- Exercise brief: Copy the rows verbatim from the line containing "- Text: Q1: Design" through the end of the rows, omitting any pictures.

Dataset items:

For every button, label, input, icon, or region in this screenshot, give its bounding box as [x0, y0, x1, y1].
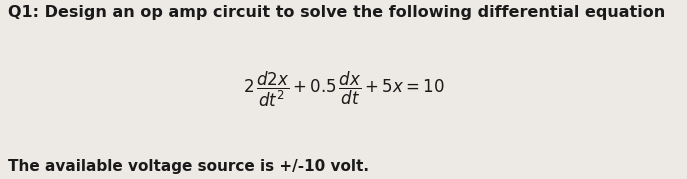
- Text: Q1: Design an op amp circuit to solve the following differential equation: Q1: Design an op amp circuit to solve th…: [8, 5, 666, 20]
- Text: The available voltage source is +/-10 volt.: The available voltage source is +/-10 vo…: [8, 159, 369, 174]
- Text: $2\,\dfrac{d2x}{dt^2}+0.5\,\dfrac{dx}{dt}+5x=10$: $2\,\dfrac{d2x}{dt^2}+0.5\,\dfrac{dx}{dt…: [243, 70, 444, 109]
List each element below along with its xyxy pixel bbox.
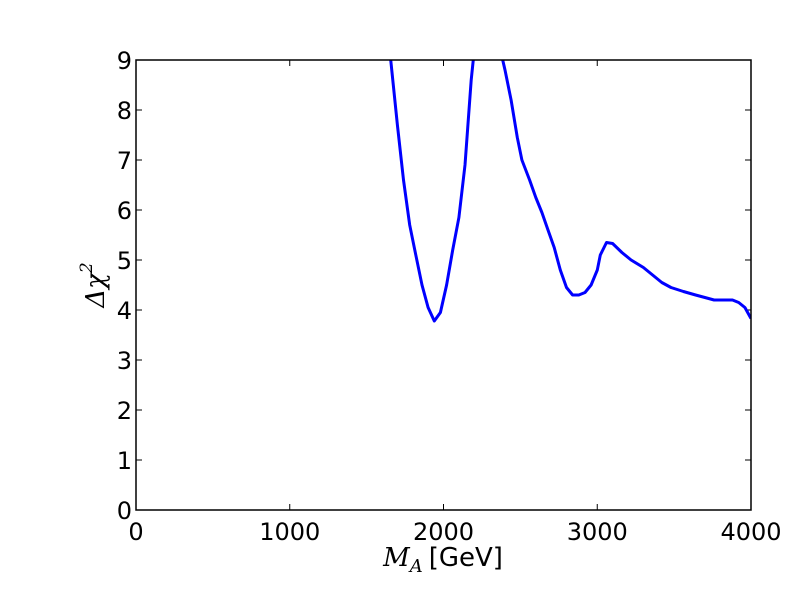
y-tick-label: 2 — [117, 397, 132, 425]
y-tick-label: 6 — [117, 197, 132, 225]
y-tick-label: 7 — [117, 147, 132, 175]
y-tick-label: 4 — [117, 297, 132, 325]
y-tick-label: 8 — [117, 97, 132, 125]
y-axis-superscript: 2 — [77, 262, 97, 274]
x-tick-label: 4000 — [720, 518, 781, 546]
y-tick-label: 3 — [117, 347, 132, 375]
x-axis-label: MA [GeV] — [382, 543, 503, 577]
x-tick-label: 0 — [128, 518, 143, 546]
plot-frame — [135, 59, 752, 511]
x-tick-label: 2000 — [413, 518, 474, 546]
y-tick-label: 9 — [117, 47, 132, 75]
x-axis-subscript: A — [408, 556, 423, 577]
y-axis-symbol: Δχ — [81, 271, 111, 309]
y-tick-label: 0 — [117, 497, 132, 525]
plot-area — [136, 60, 751, 510]
y-tick-label: 1 — [117, 447, 132, 475]
y-axis-label: Δχ2 — [77, 262, 111, 308]
x-tick-label: 1000 — [259, 518, 320, 546]
tick-labels: 0 1000 2000 3000 4000 0 1 2 3 4 5 6 7 8 9 — [117, 47, 782, 546]
series-line — [389, 60, 751, 323]
x-tick-label: 3000 — [567, 518, 628, 546]
x-axis-unit: [GeV] — [429, 543, 503, 573]
y-tick-label: 5 — [117, 247, 132, 275]
x-axis-symbol: M — [382, 543, 411, 573]
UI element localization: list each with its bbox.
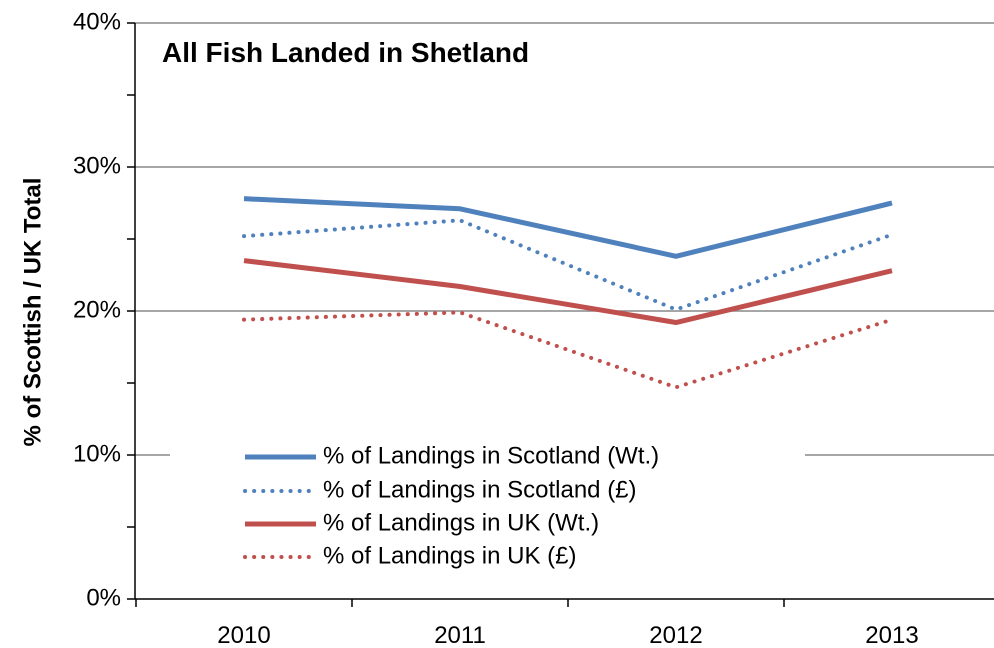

- Output of the task:
- Text: Q1: Design an op amp circuit to solve the following differential equation: Q1: Design an op amp circuit to solve th…: [8, 5, 666, 20]
- Text: The available voltage source is +/-10 volt.: The available voltage source is +/-10 vo…: [8, 159, 369, 174]
- Text: $2\,\dfrac{d2x}{dt^2}+0.5\,\dfrac{dx}{dt}+5x=10$: $2\,\dfrac{d2x}{dt^2}+0.5\,\dfrac{dx}{dt…: [243, 70, 444, 109]
List each element below along with its xyxy pixel bbox.
y-tick-label: 2 — [117, 397, 132, 425]
y-tick-label: 6 — [117, 197, 132, 225]
y-tick-label: 7 — [117, 147, 132, 175]
y-tick-label: 4 — [117, 297, 132, 325]
y-tick-label: 8 — [117, 97, 132, 125]
y-axis-superscript: 2 — [77, 262, 97, 274]
x-tick-label: 4000 — [720, 518, 781, 546]
y-tick-label: 3 — [117, 347, 132, 375]
x-axis-label: MA [GeV] — [382, 543, 503, 577]
x-tick-label: 0 — [128, 518, 143, 546]
plot-frame — [135, 59, 752, 511]
x-tick-label: 2000 — [413, 518, 474, 546]
y-tick-label: 9 — [117, 47, 132, 75]
x-axis-subscript: A — [408, 556, 423, 577]
y-axis-symbol: Δχ — [81, 271, 111, 309]
y-tick-label: 0 — [117, 497, 132, 525]
plot-area — [136, 60, 751, 510]
y-tick-label: 1 — [117, 447, 132, 475]
y-axis-label: Δχ2 — [77, 262, 111, 308]
x-tick-label: 1000 — [259, 518, 320, 546]
tick-labels: 0 1000 2000 3000 4000 0 1 2 3 4 5 6 7 8 9 — [117, 47, 782, 546]
series-line — [389, 60, 751, 323]
x-tick-label: 3000 — [567, 518, 628, 546]
x-axis-unit: [GeV] — [429, 543, 503, 573]
y-tick-label: 5 — [117, 247, 132, 275]
x-axis-symbol: M — [382, 543, 411, 573]
UI element localization: list each with its bbox.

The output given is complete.